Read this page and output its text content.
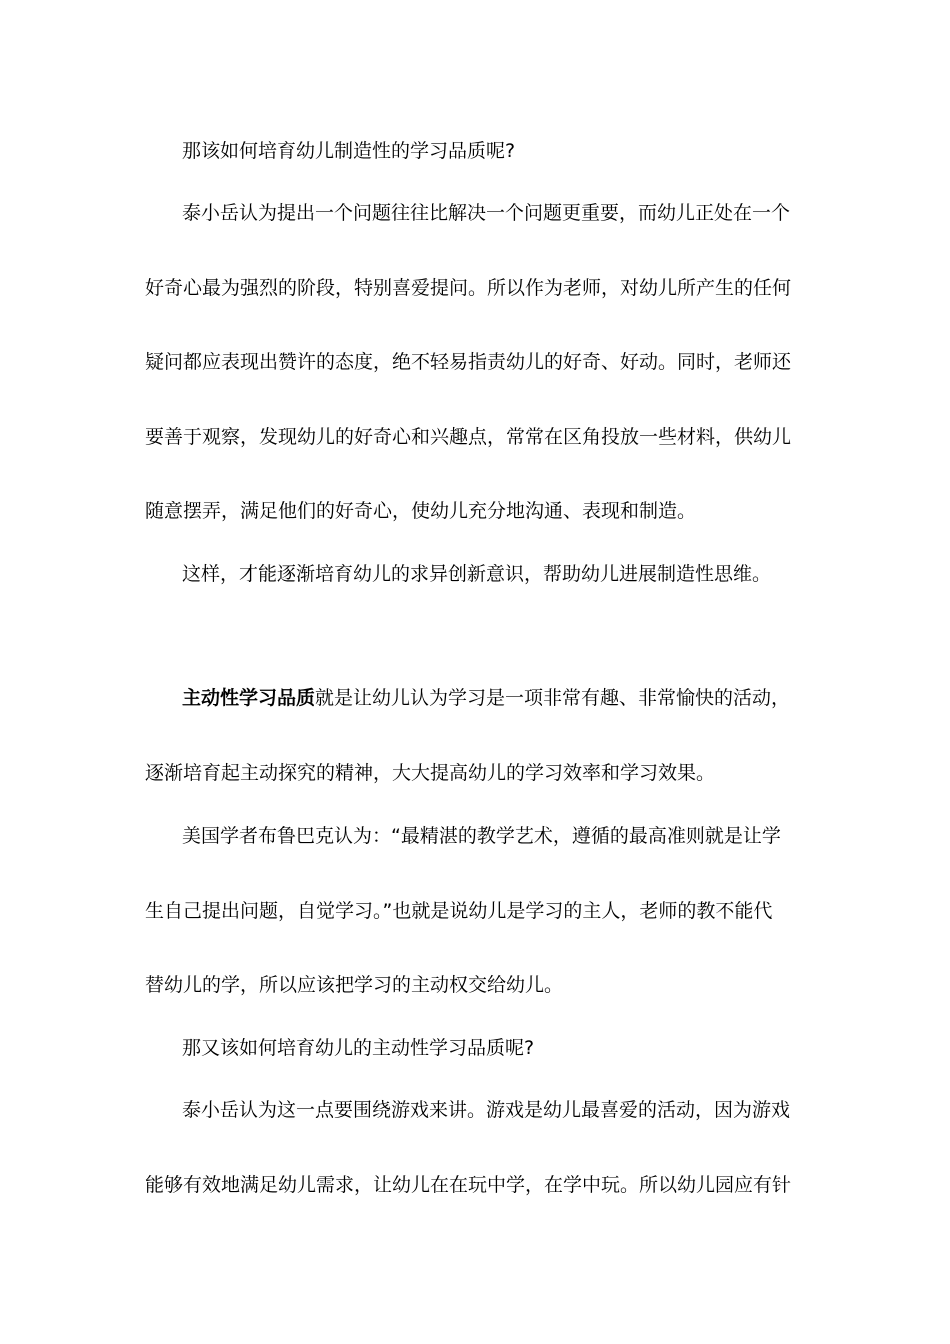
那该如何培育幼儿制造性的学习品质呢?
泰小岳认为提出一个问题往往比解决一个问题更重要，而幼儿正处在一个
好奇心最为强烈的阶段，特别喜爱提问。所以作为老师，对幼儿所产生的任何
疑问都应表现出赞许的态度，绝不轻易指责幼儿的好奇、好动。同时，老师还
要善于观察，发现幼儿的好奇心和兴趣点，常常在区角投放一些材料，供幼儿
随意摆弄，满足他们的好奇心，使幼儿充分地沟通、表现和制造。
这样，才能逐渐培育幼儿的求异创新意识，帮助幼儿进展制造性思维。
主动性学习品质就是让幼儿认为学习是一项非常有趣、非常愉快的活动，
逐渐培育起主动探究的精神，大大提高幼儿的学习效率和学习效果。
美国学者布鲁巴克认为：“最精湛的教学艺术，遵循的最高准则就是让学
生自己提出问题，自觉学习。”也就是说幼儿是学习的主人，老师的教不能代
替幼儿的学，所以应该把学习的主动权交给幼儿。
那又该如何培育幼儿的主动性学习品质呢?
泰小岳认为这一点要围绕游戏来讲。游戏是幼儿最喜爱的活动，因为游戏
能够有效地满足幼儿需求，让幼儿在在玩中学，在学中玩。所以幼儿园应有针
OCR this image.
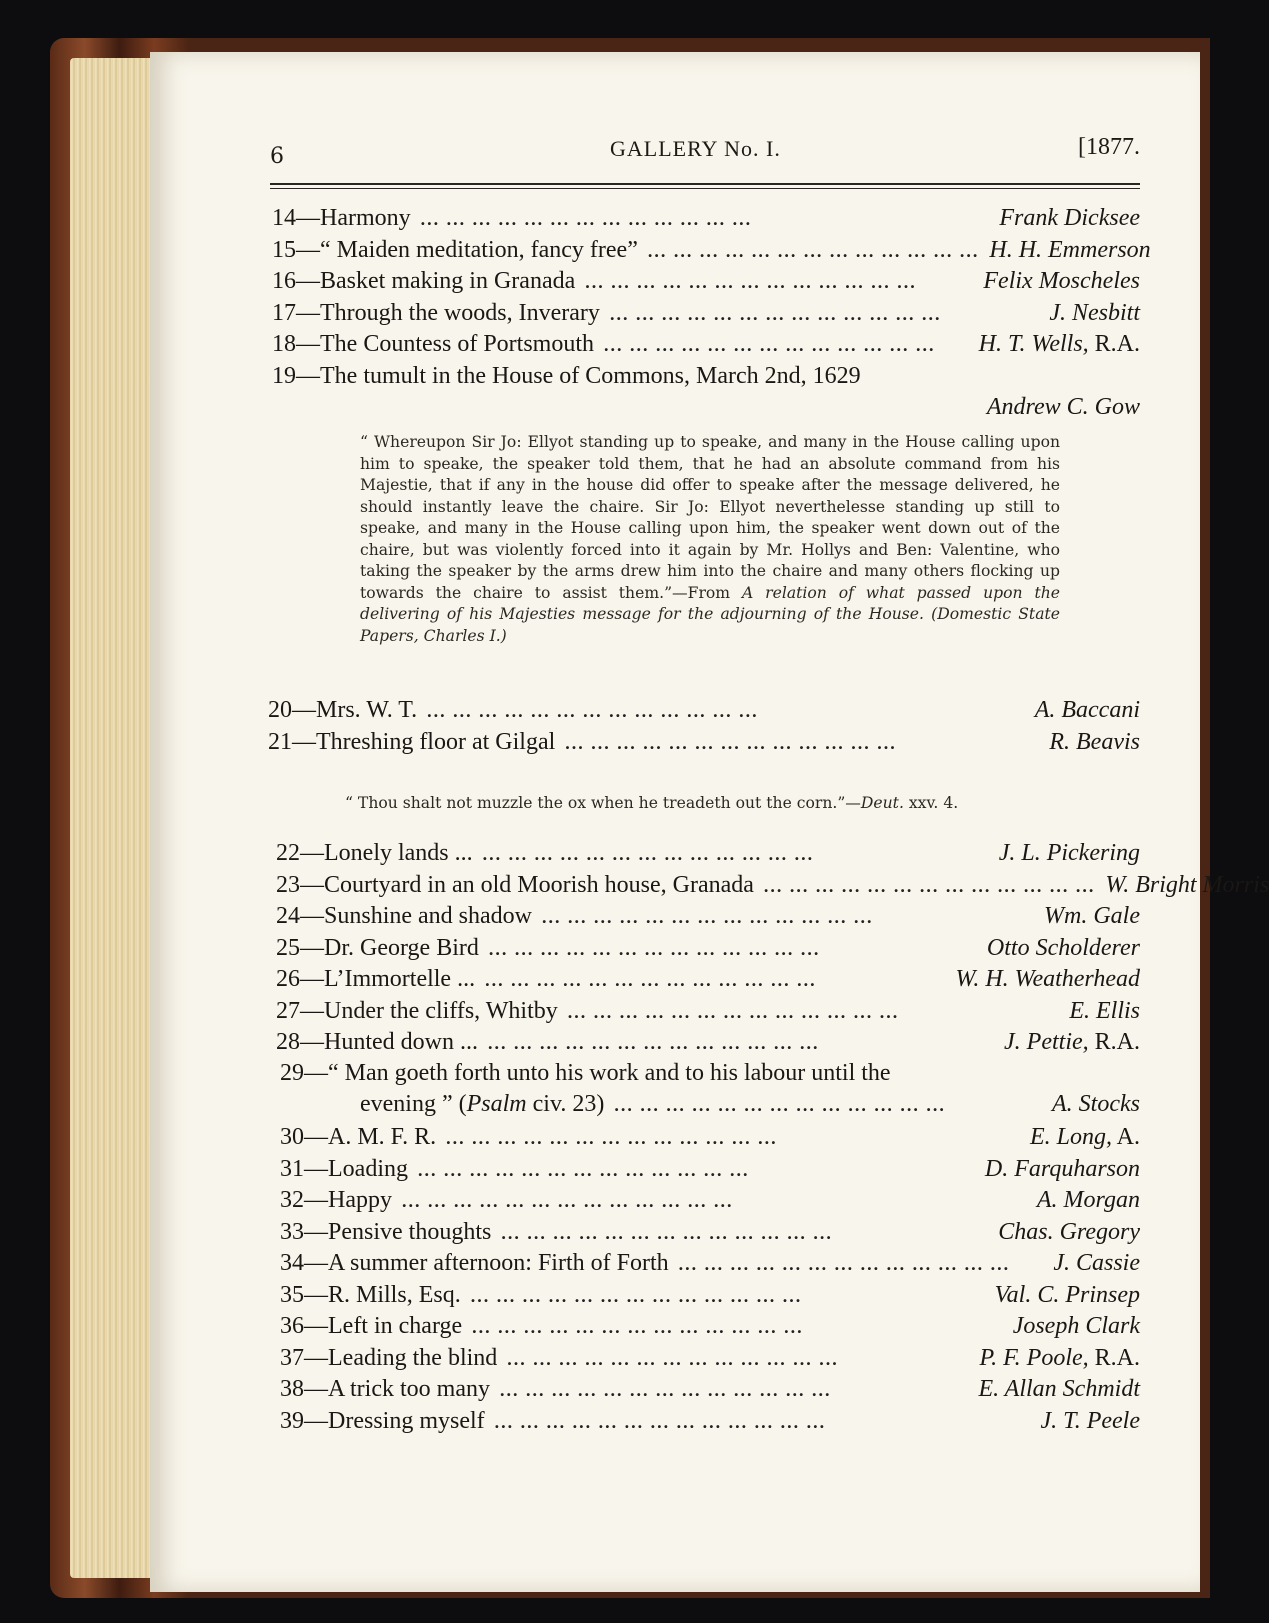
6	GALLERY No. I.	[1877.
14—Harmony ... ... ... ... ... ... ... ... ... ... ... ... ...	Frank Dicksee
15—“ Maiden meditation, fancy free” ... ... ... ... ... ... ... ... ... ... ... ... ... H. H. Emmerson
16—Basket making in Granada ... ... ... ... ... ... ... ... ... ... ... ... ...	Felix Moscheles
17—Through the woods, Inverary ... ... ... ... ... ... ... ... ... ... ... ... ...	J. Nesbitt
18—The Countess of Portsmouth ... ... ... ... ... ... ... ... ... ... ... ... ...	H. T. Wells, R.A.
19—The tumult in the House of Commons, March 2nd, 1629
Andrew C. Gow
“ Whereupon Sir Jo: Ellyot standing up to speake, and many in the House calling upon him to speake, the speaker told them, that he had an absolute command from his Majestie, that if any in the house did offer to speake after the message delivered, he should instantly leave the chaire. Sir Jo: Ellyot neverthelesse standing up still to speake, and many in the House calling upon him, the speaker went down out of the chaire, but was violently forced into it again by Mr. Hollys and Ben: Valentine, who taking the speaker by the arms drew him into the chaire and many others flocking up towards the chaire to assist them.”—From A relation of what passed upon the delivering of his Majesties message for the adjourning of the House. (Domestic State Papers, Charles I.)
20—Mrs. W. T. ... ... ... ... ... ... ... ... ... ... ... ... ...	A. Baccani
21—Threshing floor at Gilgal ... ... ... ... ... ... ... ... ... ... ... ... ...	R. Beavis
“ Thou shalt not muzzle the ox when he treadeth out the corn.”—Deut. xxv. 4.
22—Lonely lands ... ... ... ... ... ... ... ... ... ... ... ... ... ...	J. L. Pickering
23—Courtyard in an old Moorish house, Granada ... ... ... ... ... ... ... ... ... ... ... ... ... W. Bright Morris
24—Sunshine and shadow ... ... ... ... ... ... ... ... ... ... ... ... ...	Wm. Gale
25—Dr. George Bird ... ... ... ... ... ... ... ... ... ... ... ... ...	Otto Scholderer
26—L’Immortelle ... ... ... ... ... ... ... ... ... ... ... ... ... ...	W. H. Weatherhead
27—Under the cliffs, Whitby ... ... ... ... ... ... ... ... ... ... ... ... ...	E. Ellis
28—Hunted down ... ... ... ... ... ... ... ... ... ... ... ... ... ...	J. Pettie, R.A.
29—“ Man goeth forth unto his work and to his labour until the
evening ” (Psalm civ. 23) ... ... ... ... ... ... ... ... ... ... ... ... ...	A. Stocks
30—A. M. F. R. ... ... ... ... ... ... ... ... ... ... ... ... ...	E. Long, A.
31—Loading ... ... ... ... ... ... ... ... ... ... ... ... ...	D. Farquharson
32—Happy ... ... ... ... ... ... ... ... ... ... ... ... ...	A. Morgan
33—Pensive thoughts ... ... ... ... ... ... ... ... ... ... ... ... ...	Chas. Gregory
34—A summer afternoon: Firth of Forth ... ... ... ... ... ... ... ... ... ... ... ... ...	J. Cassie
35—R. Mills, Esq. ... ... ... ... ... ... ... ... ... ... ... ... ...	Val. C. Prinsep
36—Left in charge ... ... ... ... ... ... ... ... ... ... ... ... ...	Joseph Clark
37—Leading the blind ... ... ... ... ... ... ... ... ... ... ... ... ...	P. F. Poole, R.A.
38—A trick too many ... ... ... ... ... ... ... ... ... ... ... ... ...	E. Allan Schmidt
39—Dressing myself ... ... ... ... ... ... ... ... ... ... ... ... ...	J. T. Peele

_Task brief_: State how many lines in the records above contain the word "Granada", and give only that number.

_Output below_: 2